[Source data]
<<<<
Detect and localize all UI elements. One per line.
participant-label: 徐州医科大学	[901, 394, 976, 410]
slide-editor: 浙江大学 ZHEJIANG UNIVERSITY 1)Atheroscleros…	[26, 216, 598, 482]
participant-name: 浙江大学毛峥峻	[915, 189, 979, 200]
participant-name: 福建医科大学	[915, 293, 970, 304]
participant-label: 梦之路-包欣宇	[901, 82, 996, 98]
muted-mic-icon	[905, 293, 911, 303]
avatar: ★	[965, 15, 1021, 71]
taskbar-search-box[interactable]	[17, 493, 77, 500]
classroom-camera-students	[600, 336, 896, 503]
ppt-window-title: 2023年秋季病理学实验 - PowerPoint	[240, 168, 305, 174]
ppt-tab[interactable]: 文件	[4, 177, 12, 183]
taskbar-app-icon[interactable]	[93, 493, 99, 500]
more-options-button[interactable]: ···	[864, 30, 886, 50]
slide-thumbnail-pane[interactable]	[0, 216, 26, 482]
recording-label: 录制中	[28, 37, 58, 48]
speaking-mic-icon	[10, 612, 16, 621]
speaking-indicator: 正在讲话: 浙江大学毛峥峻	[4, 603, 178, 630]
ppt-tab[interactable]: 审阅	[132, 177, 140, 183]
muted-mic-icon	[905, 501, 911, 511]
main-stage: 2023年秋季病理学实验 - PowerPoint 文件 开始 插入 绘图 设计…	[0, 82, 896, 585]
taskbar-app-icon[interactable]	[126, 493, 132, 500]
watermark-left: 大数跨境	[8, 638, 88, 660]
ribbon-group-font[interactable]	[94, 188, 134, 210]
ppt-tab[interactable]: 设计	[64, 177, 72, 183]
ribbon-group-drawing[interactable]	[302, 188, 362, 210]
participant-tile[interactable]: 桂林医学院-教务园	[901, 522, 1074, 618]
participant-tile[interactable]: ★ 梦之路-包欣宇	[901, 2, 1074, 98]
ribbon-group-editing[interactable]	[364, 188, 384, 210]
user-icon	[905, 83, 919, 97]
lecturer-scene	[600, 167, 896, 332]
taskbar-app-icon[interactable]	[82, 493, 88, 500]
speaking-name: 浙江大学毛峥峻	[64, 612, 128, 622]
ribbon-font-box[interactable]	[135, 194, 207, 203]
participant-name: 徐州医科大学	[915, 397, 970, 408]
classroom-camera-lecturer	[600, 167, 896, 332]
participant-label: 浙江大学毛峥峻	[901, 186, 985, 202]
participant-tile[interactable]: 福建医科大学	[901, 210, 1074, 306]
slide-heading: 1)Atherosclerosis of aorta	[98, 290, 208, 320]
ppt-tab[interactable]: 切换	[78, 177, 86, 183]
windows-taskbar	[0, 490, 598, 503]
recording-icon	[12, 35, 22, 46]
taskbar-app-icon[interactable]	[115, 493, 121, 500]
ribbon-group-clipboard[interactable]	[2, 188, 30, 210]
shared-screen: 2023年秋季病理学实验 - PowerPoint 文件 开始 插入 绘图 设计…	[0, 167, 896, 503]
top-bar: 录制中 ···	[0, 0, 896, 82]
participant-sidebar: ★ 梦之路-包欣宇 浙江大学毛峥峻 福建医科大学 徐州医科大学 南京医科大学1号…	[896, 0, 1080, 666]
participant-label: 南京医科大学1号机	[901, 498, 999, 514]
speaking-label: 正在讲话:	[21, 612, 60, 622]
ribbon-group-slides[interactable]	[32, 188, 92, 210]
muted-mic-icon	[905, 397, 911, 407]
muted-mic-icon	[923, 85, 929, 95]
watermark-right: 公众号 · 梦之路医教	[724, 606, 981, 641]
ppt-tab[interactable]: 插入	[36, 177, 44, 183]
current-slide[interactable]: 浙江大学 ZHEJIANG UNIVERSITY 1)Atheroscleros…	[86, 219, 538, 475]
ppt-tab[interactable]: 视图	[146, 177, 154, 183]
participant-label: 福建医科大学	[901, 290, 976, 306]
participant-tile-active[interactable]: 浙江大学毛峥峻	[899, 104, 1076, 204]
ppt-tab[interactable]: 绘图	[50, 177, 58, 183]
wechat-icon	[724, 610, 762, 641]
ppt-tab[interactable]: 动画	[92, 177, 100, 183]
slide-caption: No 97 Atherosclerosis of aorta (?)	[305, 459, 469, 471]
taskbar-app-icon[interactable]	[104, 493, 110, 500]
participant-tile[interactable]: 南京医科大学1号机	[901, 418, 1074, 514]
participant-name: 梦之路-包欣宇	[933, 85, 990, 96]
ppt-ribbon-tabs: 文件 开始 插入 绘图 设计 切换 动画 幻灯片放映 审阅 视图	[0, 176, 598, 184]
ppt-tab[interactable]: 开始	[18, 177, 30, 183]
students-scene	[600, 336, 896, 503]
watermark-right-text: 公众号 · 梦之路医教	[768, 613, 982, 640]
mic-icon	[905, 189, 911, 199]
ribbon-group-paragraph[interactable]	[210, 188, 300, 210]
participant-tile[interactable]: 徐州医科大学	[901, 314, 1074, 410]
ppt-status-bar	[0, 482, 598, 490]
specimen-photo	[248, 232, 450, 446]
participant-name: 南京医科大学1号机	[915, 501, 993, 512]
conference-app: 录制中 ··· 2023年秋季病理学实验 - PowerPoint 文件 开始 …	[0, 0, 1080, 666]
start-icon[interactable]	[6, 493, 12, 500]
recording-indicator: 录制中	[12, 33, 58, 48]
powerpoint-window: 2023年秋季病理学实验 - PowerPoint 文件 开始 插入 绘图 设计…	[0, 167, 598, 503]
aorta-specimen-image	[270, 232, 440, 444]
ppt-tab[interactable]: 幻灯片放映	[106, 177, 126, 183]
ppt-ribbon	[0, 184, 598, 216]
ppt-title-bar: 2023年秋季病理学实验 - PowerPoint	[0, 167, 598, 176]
>>>>
Echo the lines running from the start of the source data through the line that contains "522, 1074, 618]", with both ends included, reproducing them without change.

Detect and localize all UI elements. One per line.
participant-label: 徐州医科大学	[901, 394, 976, 410]
slide-editor: 浙江大学 ZHEJIANG UNIVERSITY 1)Atheroscleros…	[26, 216, 598, 482]
participant-name: 浙江大学毛峥峻	[915, 189, 979, 200]
participant-name: 福建医科大学	[915, 293, 970, 304]
participant-label: 梦之路-包欣宇	[901, 82, 996, 98]
muted-mic-icon	[905, 293, 911, 303]
avatar: ★	[965, 15, 1021, 71]
taskbar-search-box[interactable]	[17, 493, 77, 500]
classroom-camera-students	[600, 336, 896, 503]
ppt-window-title: 2023年秋季病理学实验 - PowerPoint	[240, 168, 305, 174]
ppt-tab[interactable]: 文件	[4, 177, 12, 183]
taskbar-app-icon[interactable]	[93, 493, 99, 500]
more-options-button[interactable]: ···	[864, 30, 886, 50]
slide-thumbnail-pane[interactable]	[0, 216, 26, 482]
recording-label: 录制中	[28, 37, 58, 48]
speaking-mic-icon	[10, 612, 16, 621]
speaking-indicator: 正在讲话: 浙江大学毛峥峻	[4, 603, 178, 630]
ppt-tab[interactable]: 审阅	[132, 177, 140, 183]
muted-mic-icon	[905, 501, 911, 511]
main-stage: 2023年秋季病理学实验 - PowerPoint 文件 开始 插入 绘图 设计…	[0, 82, 896, 585]
taskbar-app-icon[interactable]	[126, 493, 132, 500]
watermark-left: 大数跨境	[8, 638, 88, 660]
ribbon-group-font[interactable]	[94, 188, 134, 210]
ppt-tab[interactable]: 设计	[64, 177, 72, 183]
ribbon-group-drawing[interactable]	[302, 188, 362, 210]
participant-tile[interactable]: 桂林医学院-教务园	[901, 522, 1074, 618]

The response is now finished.